▶ [Information provided]:
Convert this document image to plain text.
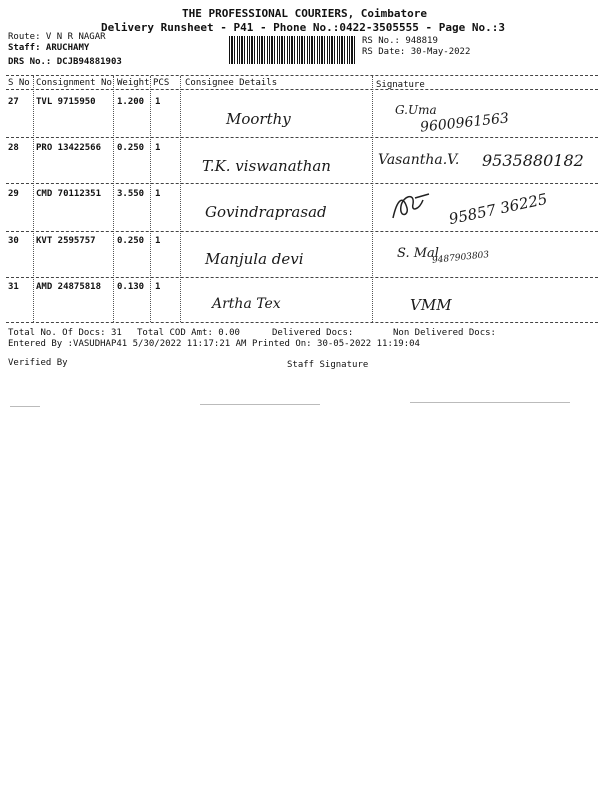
THE PROFESSIONAL COURIERS, Coimbatore
Delivery Runsheet - P41 - Phone No.:0422-3505555 - Page No.:3
Route: V N R NAGAR
Staff: ARUCHAMY
DRS No.: DCJB94881903
RS No.: 948819
RS Date: 30-May-2022
S No Consignment No Weight PCS Consignee Details	Signature
27 TVL 9715950 1.200 1
Moorthy	G.Uma
9600961563
28 PRO 13422566 0.250 1
T.K. viswanathan	Vasantha.V. 9535880182
29 CMD 70112351 3.550 1
Govindraprasad	95857 36225
30 KVT 2595757 0.250 1
Manjula devi	S. Mal
9487903803
31 AMD 24875818 0.130 1
Artha Tex	VMM
Total No. Of Docs: 31 Total COD Amt: 0.00	Delivered Docs:	Non Delivered Docs:
Entered By :VASUDHAP41 5/30/2022 11:17:21 AM Printed On: 30-05-2022 11:19:04
Verified By	Staff Signature
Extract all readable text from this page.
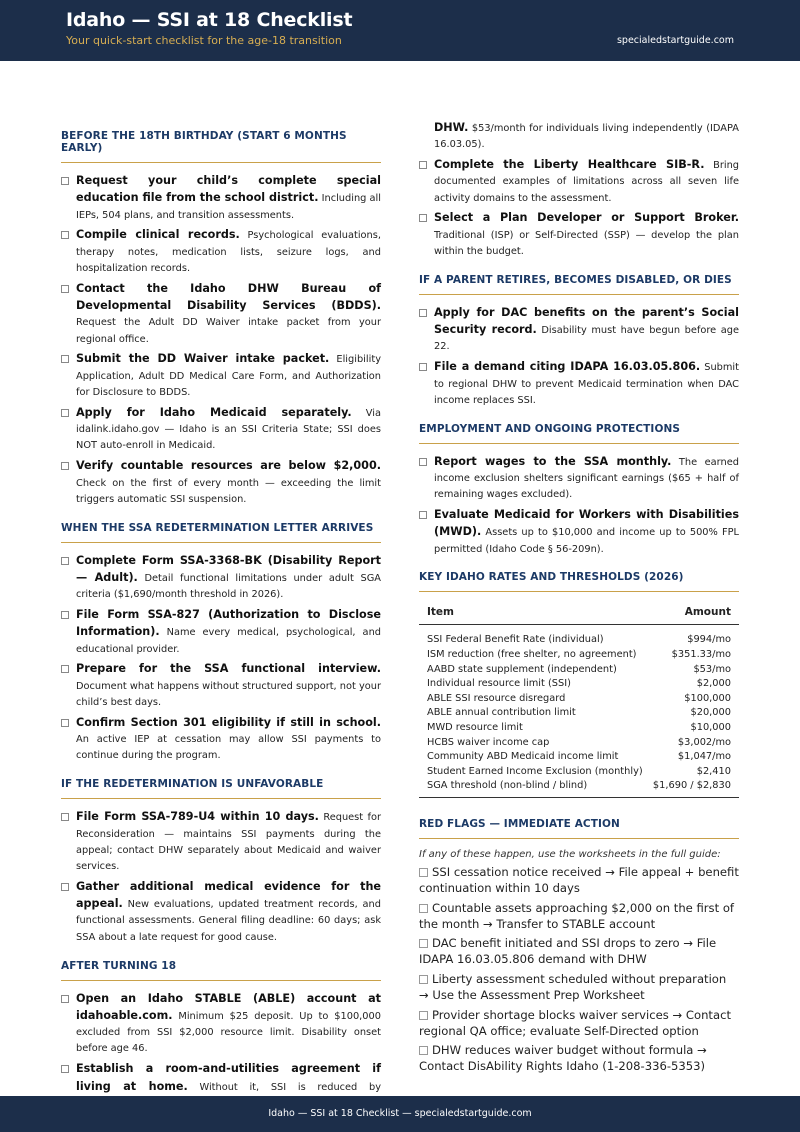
Idaho — SSI at 18 Checklist
Your quick-start checklist for the age-18 transition	specialedstartguide.com
BEFORE THE 18TH BIRTHDAY (START 6 MONTHS EARLY)
Request your child’s complete special education file from the school district. Including all IEPs, 504 plans, and transition assessments.
Compile clinical records. Psychological evaluations, therapy notes, medication lists, seizure logs, and hospitalization records.
Contact the Idaho DHW Bureau of Developmental Disability Services (BDDS). Request the Adult DD Waiver intake packet from your regional office.
Submit the DD Waiver intake packet. Eligibility Application, Adult DD Medical Care Form, and Authorization for Disclosure to BDDS.
Apply for Idaho Medicaid separately. Via idalink.idaho.gov — Idaho is an SSI Criteria State; SSI does NOT auto-enroll in Medicaid.
Verify countable resources are below $2,000. Check on the first of every month — exceeding the limit triggers automatic SSI suspension.
WHEN THE SSA REDETERMINATION LETTER ARRIVES
Complete Form SSA-3368-BK (Disability Report — Adult). Detail functional limitations under adult SGA criteria ($1,690/month threshold in 2026).
File Form SSA-827 (Authorization to Disclose Information). Name every medical, psychological, and educational provider.
Prepare for the SSA functional interview. Document what happens without structured support, not your child’s best days.
Confirm Section 301 eligibility if still in school. An active IEP at cessation may allow SSI payments to continue during the program.
IF THE REDETERMINATION IS UNFAVORABLE
File Form SSA-789-U4 within 10 days. Request for Reconsideration — maintains SSI payments during the appeal; contact DHW separately about Medicaid and waiver services.
Gather additional medical evidence for the appeal. New evaluations, updated treatment records, and functional assessments. General filing deadline: 60 days; ask SSA about a late request for good cause.
AFTER TURNING 18
Open an Idaho STABLE (ABLE) account at idahoable.com. Minimum $25 deposit. Up to $100,000 excluded from SSI $2,000 resource limit. Disability onset before age 46.
Establish a room-and-utilities agreement if living at home. Without it, SSI is reduced by
DHW. $53/month for individuals living independently (IDAPA 16.03.05).
Complete the Liberty Healthcare SIB-R. Bring documented examples of limitations across all seven life activity domains to the assessment.
Select a Plan Developer or Support Broker. Traditional (ISP) or Self-Directed (SSP) — develop the plan within the budget.
IF A PARENT RETIRES, BECOMES DISABLED, OR DIES
Apply for DAC benefits on the parent’s Social Security record. Disability must have begun before age 22.
File a demand citing IDAPA 16.03.05.806. Submit to regional DHW to prevent Medicaid termination when DAC income replaces SSI.
EMPLOYMENT AND ONGOING PROTECTIONS
Report wages to the SSA monthly. The earned income exclusion shelters significant earnings ($65 + half of remaining wages excluded).
Evaluate Medicaid for Workers with Disabilities (MWD). Assets up to $10,000 and income up to 500% FPL permitted (Idaho Code § 56-209n).
KEY IDAHO RATES AND THRESHOLDS (2026)
Item	Amount
SSI Federal Benefit Rate (individual)	$994/mo
ISM reduction (free shelter, no agreement)	$351.33/mo
AABD state supplement (independent)	$53/mo
Individual resource limit (SSI)	$2,000
ABLE SSI resource disregard	$100,000
ABLE annual contribution limit	$20,000
MWD resource limit	$10,000
HCBS waiver income cap	$3,002/mo
Community ABD Medicaid income limit	$1,047/mo
Student Earned Income Exclusion (monthly)	$2,410
SGA threshold (non-blind / blind)	$1,690 / $2,830
RED FLAGS — IMMEDIATE ACTION
If any of these happen, use the worksheets in the full guide:
SSI cessation notice received → File appeal + benefit continuation within 10 days
Countable assets approaching $2,000 on the first of the month → Transfer to STABLE account
DAC benefit initiated and SSI drops to zero → File IDAPA 16.03.05.806 demand with DHW
Liberty assessment scheduled without preparation → Use the Assessment Prep Worksheet
Provider shortage blocks waiver services → Contact regional QA office; evaluate Self-Directed option
DHW reduces waiver budget without formula → Contact DisAbility Rights Idaho (1-208-336-5353)
Idaho — SSI at 18 Checklist — specialedstartguide.com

▶ [The exercise]: Where a line contains the string "Apply", extract that line.

▶ [Answer to this task]:
Apply for Idaho Medicaid separately. Via idalink.idaho.gov — Idaho is an SSI Criteria State; SSI does NOT auto-enroll in Medicaid.
Apply for DAC benefits on the parent’s Social Security record. Disability must have begun before age 22.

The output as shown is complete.